TRECHO SELECIONADO:
Boêmios no divã

“De repente, no meio dessa desarrumação feroz da vida urbana, dá na gente um sonho de simplicidade. Precisamos de uma casa, comida, uma simples mulher, que mais? Que se possa andar limpo e não ter fome, nem sede, nem frio. Mas por que, para que, essa eterna curiosidade, essa fome de outros corpos e outras almas?"

Nome: Rubão
Local: Belo Horizonte, Minas Gerais, Brazil

Errante, publicitário, jornalista.

quinta-feira, 4 de outubro de 2007

O riso sob censura

Parte da família da minha mãe tá sofrendo muito com a morte iminente de um parente próximo. De repente, fica complicado chamar os amigos para reuniãozinha de comemoração de casa nova. É quase como se qualquer manifestação de alegria fosse proibida ou carregada de uma culpa lá de dentro, lá no fundo. Nesses últimos dias, várias vezes surpreendi meu sorriso quietando no meio do caminho.

É tão contraditório que às vezes também a gente se pega fazendo coisinhas banais pra não pensar na coisa toda. Arrumando dívidas e preocupações tolas que podem soar como sinais de indiferença, futilidade e até desrespeito. Mas, de alguma maneira, esse tipo de escape me parece compreensível. Será condenável?

(Dados de previsão de caixas delimitadoras)
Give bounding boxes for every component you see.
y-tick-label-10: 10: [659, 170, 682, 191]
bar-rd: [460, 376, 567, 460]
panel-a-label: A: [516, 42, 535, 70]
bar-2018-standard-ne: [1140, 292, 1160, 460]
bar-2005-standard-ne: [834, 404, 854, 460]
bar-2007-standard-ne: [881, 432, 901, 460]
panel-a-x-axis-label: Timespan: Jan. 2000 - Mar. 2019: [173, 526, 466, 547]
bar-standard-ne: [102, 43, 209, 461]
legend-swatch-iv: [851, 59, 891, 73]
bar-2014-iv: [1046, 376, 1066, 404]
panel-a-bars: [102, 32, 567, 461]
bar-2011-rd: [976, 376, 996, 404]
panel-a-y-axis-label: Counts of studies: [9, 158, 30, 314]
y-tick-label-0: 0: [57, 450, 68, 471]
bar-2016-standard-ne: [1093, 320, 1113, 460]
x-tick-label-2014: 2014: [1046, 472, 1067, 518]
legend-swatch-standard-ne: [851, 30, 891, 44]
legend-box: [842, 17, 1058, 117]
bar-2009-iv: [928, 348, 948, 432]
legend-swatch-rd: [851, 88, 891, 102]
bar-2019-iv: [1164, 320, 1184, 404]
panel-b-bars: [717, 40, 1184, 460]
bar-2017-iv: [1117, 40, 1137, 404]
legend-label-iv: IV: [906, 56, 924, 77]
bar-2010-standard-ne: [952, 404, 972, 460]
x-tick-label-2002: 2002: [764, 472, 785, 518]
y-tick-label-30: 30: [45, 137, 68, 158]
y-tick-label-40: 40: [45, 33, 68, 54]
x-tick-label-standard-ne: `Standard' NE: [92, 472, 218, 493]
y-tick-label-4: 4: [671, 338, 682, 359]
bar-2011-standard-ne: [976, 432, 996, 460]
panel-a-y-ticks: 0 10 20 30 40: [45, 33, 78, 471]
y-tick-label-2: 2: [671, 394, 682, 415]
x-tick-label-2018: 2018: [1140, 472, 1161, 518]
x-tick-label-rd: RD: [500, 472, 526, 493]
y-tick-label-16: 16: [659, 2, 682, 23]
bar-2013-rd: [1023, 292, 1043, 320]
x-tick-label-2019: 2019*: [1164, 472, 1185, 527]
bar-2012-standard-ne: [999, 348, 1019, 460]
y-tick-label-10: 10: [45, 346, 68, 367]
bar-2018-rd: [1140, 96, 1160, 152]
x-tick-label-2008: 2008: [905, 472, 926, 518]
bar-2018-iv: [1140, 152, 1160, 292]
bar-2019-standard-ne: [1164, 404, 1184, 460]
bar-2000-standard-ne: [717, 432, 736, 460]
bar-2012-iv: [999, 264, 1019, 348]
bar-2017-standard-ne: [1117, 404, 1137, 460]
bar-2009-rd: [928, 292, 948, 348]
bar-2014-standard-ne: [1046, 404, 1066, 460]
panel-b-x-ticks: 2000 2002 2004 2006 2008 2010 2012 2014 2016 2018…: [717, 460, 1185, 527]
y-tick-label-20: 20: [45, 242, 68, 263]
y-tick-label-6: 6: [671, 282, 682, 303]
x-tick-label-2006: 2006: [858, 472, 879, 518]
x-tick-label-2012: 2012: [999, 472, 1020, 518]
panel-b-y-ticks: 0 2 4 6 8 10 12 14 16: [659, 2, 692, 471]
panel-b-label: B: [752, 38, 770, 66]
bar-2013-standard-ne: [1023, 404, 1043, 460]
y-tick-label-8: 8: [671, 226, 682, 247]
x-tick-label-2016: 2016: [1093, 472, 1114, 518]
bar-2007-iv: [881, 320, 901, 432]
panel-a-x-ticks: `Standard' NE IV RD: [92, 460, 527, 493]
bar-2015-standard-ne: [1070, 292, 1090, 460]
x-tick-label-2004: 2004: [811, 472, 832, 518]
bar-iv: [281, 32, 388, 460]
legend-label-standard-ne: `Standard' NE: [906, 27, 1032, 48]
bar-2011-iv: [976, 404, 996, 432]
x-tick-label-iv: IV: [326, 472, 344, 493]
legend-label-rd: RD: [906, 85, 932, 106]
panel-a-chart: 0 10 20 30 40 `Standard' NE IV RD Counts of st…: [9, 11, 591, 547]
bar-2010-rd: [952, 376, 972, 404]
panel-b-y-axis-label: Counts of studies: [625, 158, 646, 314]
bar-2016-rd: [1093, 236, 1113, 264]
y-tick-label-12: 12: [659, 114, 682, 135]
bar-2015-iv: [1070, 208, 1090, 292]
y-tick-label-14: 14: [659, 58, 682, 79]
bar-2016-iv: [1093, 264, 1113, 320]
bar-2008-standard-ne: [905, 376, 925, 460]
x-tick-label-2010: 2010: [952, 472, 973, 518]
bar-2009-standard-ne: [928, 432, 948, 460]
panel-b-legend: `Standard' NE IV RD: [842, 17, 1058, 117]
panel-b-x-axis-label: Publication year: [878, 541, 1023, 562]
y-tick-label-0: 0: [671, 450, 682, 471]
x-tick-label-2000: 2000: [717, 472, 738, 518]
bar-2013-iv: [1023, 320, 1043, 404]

EXERCÍCIOS PROPOSTOS:
1. Transcreva literalmente o trecho selecionado, começando em "Boêmios no divã" e prosseguindo até "meio do caminho.".
2. Enumere todas as qualificações com que Rubão é descrito no perfil do trecho selecionado.
3. Conforme o trecho selecionado, o que fica complicado fazer diante da morte iminente de um parente próximo?

RESPOSTAS DOS EXERCÍCIOS:
1.
Boêmios no divã

“De repente, no meio dessa desarrumação feroz da vida urbana, dá na gente um sonho de simplicidade. Precisamos de uma casa, comida, uma simples mulher, que mais? Que se possa andar limpo e não ter fome, nem sede, nem frio. Mas por que, para que, essa eterna curiosidade, essa fome de outros corpos e outras almas?"

Nome: Rubão
Local: Belo Horizonte, Minas Gerais, Brazil

Errante, publicitário, jornalista.

quinta-feira, 4 de outubro de 2007

O riso sob censura

Parte da família da minha mãe tá sofrendo muito com a morte iminente de um parente próximo. De repente, fica complicado chamar os amigos para reuniãozinha de comemoração de casa nova. É quase como se qualquer manifestação de alegria fosse proibida ou carregada de uma culpa lá de dentro, lá no fundo. Nesses últimos dias, várias vezes surpreendi meu sorriso quietando no meio do caminho.

2. Errante; publicitário; jornalista.

3. Chamar os amigos para uma reuniãozinha de comemoração de casa nova.